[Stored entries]
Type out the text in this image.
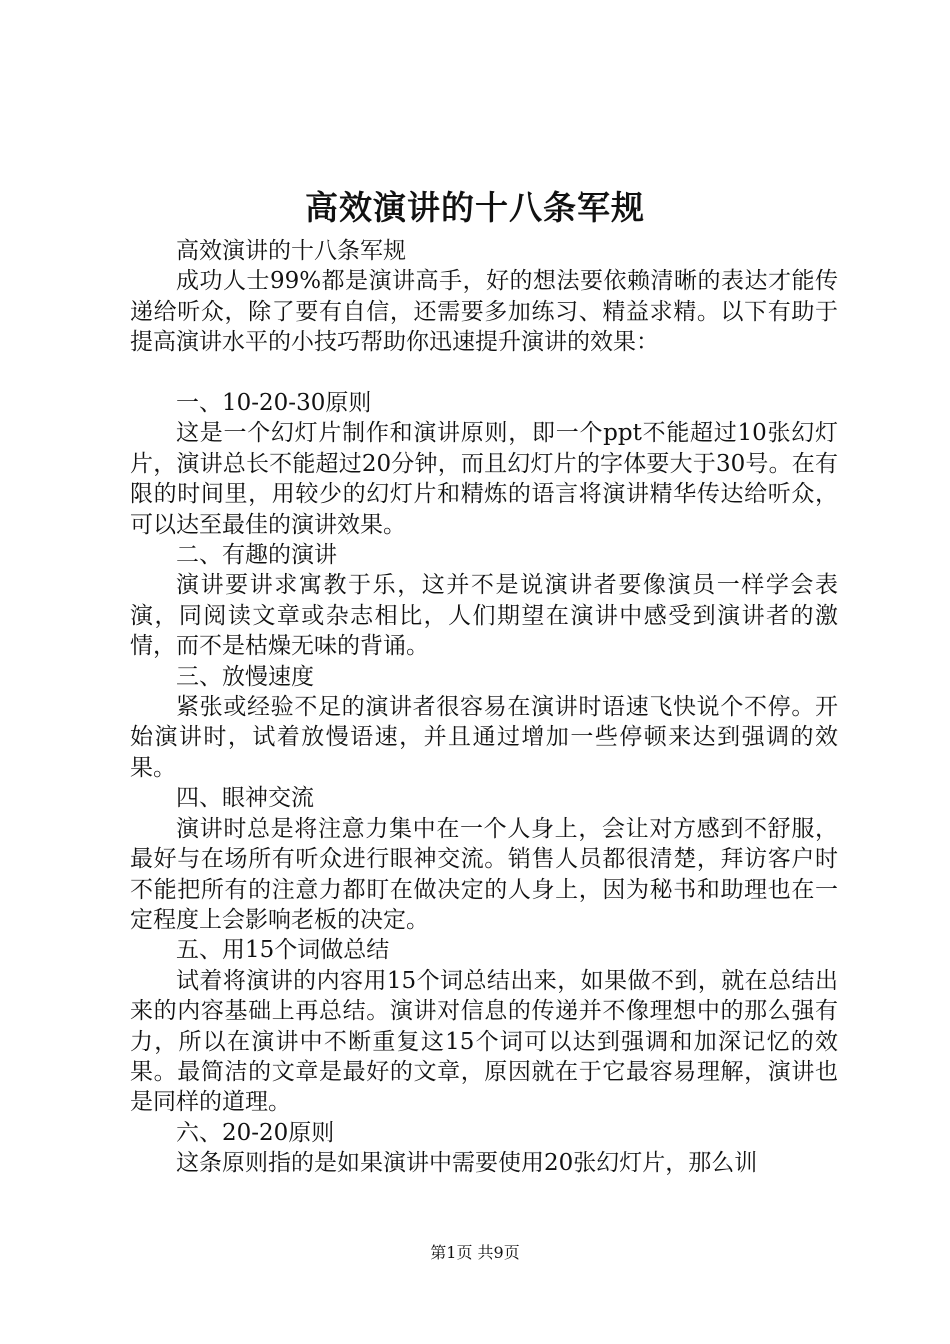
高效演讲的十八条军规

高效演讲的十八条军规

成功人士99%都是演讲高手，好的想法要依赖清晰的表达才能传递给听众，除了要有自信，还需要多加练习、精益求精。以下有助于提高演讲水平的小技巧帮助你迅速提升演讲的效果：

一、10-20-30原则

这是一个幻灯片制作和演讲原则，即一个ppt不能超过10张幻灯片，演讲总长不能超过20分钟，而且幻灯片的字体要大于30号。在有限的时间里，用较少的幻灯片和精炼的语言将演讲精华传达给听众，可以达至最佳的演讲效果。

二、有趣的演讲

演讲要讲求寓教于乐，这并不是说演讲者要像演员一样学会表演，同阅读文章或杂志相比，人们期望在演讲中感受到演讲者的激情，而不是枯燥无味的背诵。

三、放慢速度

紧张或经验不足的演讲者很容易在演讲时语速飞快说个不停。开始演讲时，试着放慢语速，并且通过增加一些停顿来达到强调的效果。

四、眼神交流

演讲时总是将注意力集中在一个人身上，会让对方感到不舒服，最好与在场所有听众进行眼神交流。销售人员都很清楚，拜访客户时不能把所有的注意力都盯在做决定的人身上，因为秘书和助理也在一定程度上会影响老板的决定。

五、用15个词做总结

试着将演讲的内容用15个词总结出来，如果做不到，就在总结出来的内容基础上再总结。演讲对信息的传递并不像理想中的那么强有力，所以在演讲中不断重复这15个词可以达到强调和加深记忆的效果。最简洁的文章是最好的文章，原因就在于它最容易理解，演讲也是同样的道理。

六、20-20原则

这条原则指的是如果演讲中需要使用20张幻灯片，那么训

第1页 共9页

Prompt | Write the lines above out again exactly, without any of their pictures.

Exercise output |
Type out the text in this image.
高效演讲的十八条军规

高效演讲的十八条军规

成功人士99%都是演讲高手，好的想法要依赖清晰的表达才能传递给听众，除了要有自信，还需要多加练习、精益求精。以下有助于提高演讲水平的小技巧帮助你迅速提升演讲的效果：

一、10-20-30原则

这是一个幻灯片制作和演讲原则，即一个ppt不能超过10张幻灯片，演讲总长不能超过20分钟，而且幻灯片的字体要大于30号。在有限的时间里，用较少的幻灯片和精炼的语言将演讲精华传达给听众，可以达至最佳的演讲效果。

二、有趣的演讲

演讲要讲求寓教于乐，这并不是说演讲者要像演员一样学会表演，同阅读文章或杂志相比，人们期望在演讲中感受到演讲者的激情，而不是枯燥无味的背诵。

三、放慢速度

紧张或经验不足的演讲者很容易在演讲时语速飞快说个不停。开始演讲时，试着放慢语速，并且通过增加一些停顿来达到强调的效果。

四、眼神交流

演讲时总是将注意力集中在一个人身上，会让对方感到不舒服，最好与在场所有听众进行眼神交流。销售人员都很清楚，拜访客户时不能把所有的注意力都盯在做决定的人身上，因为秘书和助理也在一定程度上会影响老板的决定。

五、用15个词做总结

试着将演讲的内容用15个词总结出来，如果做不到，就在总结出来的内容基础上再总结。演讲对信息的传递并不像理想中的那么强有力，所以在演讲中不断重复这15个词可以达到强调和加深记忆的效果。最简洁的文章是最好的文章，原因就在于它最容易理解，演讲也是同样的道理。

六、20-20原则

这条原则指的是如果演讲中需要使用20张幻灯片，那么训

第1页 共9页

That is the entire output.